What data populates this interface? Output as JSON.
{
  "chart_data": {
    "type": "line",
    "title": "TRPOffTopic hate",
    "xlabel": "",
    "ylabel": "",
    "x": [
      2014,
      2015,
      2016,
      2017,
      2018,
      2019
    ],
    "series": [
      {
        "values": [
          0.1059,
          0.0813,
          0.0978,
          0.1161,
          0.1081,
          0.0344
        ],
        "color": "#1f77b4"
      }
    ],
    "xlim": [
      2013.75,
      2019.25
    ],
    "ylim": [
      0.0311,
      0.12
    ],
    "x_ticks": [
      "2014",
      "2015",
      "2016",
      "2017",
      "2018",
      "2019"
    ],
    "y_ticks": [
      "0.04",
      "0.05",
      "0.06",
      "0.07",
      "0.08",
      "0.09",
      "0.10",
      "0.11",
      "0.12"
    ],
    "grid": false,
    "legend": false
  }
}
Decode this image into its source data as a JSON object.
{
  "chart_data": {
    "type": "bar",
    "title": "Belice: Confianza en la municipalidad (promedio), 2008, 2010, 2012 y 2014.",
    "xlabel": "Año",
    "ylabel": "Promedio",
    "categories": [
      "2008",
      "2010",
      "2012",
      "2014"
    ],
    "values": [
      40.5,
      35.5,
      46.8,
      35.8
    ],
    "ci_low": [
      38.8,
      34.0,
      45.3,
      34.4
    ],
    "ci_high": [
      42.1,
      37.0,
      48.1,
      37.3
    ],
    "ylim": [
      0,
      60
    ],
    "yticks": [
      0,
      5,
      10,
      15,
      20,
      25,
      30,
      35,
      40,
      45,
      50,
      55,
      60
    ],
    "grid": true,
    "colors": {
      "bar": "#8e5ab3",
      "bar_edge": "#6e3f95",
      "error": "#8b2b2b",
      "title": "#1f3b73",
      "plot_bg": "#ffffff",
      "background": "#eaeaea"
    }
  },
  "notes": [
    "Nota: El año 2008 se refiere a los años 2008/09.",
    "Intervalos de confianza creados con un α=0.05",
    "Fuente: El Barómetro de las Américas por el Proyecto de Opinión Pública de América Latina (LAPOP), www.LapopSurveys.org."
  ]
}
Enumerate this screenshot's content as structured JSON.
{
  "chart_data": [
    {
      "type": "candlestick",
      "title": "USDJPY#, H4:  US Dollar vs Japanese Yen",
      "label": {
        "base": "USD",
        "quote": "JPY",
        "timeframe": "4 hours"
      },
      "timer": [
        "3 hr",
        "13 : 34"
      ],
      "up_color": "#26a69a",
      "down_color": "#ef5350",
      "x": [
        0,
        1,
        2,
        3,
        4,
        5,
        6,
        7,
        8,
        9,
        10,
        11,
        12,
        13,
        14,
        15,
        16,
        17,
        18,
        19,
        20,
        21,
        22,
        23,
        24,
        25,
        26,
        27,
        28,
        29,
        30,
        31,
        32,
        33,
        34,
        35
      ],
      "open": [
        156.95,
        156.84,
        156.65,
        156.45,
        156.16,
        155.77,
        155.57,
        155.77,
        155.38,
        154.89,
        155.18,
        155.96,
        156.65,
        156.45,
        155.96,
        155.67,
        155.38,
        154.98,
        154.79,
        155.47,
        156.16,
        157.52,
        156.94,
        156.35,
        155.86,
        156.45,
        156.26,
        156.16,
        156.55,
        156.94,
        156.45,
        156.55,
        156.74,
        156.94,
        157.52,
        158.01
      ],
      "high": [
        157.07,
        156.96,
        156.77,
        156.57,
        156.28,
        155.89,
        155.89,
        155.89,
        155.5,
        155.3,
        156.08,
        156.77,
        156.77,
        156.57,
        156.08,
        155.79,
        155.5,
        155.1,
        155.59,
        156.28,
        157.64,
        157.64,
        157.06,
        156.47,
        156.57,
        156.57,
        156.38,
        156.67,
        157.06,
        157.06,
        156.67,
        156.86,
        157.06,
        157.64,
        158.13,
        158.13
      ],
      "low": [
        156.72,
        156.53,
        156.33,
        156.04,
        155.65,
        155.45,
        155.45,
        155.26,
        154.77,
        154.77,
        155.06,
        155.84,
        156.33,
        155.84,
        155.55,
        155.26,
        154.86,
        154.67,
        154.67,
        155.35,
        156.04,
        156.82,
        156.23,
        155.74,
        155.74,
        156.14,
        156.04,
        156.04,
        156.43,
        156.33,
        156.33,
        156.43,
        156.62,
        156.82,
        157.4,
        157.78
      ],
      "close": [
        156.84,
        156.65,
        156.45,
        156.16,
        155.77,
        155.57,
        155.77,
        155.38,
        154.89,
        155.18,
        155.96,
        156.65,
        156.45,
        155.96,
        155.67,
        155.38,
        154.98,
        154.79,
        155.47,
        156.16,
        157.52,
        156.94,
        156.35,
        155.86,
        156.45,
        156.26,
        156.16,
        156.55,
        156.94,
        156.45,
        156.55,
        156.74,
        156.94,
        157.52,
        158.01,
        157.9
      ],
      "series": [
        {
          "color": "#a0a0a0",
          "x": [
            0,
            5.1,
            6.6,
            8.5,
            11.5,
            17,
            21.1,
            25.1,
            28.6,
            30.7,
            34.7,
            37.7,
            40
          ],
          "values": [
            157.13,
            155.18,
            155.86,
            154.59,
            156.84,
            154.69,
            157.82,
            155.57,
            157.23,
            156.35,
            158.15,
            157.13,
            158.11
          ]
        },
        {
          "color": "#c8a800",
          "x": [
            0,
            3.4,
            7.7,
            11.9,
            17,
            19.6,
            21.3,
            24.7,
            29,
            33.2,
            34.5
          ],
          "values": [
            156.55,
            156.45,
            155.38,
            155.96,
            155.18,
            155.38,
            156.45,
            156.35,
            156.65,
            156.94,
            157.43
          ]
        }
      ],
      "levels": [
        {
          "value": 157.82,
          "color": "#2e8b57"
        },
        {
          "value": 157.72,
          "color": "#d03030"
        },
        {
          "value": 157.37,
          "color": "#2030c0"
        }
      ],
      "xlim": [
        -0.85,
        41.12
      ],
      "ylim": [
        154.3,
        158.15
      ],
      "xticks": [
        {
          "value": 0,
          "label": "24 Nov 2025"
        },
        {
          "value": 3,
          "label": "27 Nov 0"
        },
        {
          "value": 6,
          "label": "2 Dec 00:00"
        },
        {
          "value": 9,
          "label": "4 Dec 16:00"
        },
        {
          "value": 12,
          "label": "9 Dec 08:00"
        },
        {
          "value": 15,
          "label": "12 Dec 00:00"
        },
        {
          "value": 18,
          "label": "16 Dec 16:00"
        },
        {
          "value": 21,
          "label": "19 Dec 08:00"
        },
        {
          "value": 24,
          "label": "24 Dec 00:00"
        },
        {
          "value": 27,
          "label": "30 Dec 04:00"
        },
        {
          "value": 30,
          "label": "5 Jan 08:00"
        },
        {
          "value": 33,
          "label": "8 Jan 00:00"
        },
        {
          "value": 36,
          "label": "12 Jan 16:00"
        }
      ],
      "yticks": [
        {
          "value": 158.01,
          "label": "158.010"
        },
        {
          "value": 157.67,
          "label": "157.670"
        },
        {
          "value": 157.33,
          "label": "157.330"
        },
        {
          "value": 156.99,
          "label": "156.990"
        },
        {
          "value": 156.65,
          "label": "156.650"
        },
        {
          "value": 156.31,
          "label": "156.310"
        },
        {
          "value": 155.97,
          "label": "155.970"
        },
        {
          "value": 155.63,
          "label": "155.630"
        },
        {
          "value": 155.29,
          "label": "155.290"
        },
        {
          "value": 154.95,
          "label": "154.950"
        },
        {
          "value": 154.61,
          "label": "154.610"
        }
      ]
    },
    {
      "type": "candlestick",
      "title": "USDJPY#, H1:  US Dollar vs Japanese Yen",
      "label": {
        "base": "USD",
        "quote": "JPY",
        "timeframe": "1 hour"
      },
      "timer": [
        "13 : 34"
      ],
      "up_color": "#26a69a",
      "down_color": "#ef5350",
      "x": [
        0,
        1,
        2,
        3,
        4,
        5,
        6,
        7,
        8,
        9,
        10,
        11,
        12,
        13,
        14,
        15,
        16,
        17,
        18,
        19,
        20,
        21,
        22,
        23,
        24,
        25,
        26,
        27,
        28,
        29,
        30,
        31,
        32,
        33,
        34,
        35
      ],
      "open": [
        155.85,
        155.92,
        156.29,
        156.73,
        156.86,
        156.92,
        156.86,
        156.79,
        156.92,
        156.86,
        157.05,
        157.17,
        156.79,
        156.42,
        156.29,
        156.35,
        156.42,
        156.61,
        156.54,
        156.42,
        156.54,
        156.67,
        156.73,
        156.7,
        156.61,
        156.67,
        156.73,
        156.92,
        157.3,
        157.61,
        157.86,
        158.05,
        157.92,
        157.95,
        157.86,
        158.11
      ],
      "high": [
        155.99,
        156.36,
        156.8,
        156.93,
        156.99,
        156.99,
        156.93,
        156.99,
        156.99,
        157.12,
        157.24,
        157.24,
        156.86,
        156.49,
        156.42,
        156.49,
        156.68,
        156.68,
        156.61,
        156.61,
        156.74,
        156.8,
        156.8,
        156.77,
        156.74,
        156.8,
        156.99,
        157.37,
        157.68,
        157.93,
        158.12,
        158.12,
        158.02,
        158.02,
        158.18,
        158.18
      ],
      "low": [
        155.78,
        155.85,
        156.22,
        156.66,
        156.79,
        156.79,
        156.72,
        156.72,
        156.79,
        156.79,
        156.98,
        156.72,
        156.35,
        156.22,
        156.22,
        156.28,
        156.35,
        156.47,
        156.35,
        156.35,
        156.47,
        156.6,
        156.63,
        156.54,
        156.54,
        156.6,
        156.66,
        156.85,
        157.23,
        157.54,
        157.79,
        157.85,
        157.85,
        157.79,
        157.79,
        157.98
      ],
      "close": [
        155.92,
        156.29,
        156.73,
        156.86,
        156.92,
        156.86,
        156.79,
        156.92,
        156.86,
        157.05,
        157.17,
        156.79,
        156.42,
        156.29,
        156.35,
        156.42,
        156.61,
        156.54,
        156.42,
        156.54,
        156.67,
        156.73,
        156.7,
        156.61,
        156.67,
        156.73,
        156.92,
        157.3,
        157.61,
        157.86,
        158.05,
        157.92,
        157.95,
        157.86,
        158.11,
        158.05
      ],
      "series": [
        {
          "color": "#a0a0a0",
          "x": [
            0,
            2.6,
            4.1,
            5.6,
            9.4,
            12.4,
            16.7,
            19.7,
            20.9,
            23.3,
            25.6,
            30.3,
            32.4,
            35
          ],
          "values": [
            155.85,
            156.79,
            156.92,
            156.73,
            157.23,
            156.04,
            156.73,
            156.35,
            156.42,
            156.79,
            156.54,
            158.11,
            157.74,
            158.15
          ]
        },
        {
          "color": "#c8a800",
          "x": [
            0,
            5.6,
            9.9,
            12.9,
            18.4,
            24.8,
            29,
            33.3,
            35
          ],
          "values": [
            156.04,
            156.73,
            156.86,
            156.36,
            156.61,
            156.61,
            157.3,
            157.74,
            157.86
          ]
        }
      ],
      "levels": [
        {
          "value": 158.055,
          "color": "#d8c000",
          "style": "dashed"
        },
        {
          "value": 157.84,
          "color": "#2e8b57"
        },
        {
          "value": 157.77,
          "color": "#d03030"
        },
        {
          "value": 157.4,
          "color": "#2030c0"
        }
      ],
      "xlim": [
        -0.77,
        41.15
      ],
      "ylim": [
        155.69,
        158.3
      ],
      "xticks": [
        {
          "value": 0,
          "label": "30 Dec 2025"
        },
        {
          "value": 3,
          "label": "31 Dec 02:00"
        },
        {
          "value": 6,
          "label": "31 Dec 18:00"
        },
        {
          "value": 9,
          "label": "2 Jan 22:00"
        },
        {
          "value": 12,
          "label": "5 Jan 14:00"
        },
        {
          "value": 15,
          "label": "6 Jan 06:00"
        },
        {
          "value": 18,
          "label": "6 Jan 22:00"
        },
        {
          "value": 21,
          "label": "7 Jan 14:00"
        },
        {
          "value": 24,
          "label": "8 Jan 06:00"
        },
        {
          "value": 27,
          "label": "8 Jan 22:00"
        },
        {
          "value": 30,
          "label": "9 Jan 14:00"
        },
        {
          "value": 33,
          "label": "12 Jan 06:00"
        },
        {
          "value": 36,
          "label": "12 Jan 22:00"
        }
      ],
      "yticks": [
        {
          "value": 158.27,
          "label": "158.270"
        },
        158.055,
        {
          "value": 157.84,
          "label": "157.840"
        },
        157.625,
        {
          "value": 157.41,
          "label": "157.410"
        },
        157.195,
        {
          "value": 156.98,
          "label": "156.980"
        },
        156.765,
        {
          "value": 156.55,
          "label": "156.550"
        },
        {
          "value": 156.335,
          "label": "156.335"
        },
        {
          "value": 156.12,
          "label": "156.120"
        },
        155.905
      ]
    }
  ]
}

*Stated exercise*. Search the preceding listing for "this" and extract every line where it is found.

*Solution*.
What data populates this interface? Output as JSON.
Decode this image into its source data as a JSON object.
Enumerate this screenshot's content as structured JSON.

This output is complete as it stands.